→ SET PROBLEM
Only the lines holding the string "hasta" are needed. Copy each one.

(Dataset entries)
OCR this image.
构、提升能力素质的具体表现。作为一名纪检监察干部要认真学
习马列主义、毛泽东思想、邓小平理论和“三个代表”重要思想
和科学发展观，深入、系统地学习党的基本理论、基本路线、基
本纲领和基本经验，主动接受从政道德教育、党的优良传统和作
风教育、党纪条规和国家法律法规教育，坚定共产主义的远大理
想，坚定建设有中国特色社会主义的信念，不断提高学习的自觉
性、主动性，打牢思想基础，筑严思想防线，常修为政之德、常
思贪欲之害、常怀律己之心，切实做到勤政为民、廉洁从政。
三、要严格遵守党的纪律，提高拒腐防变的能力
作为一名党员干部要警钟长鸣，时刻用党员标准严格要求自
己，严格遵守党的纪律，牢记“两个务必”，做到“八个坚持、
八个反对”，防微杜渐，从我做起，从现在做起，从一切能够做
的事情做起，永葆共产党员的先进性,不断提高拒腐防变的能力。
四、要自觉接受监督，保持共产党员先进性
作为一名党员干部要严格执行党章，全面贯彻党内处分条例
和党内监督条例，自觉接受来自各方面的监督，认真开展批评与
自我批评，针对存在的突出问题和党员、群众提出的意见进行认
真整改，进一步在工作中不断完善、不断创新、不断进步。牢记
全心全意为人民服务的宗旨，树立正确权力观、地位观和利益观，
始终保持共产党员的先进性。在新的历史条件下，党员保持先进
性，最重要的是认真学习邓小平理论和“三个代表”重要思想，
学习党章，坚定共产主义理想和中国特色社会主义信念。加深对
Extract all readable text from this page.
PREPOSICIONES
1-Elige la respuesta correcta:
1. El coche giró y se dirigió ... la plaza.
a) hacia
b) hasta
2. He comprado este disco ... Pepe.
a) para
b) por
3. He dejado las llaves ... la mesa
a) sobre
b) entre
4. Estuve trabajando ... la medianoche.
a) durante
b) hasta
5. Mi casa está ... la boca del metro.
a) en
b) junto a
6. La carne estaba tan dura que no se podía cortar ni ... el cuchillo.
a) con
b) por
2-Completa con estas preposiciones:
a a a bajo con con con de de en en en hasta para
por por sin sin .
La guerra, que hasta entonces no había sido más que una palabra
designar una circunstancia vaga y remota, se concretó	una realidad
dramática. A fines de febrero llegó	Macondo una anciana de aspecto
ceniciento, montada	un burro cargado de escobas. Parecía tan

→ ANSWER FOR THIS EXERCISE
b) hasta
b) hasta
a a a bajo con con con de de en en en hasta para
La guerra, que hasta entonces no había sido más que una palabra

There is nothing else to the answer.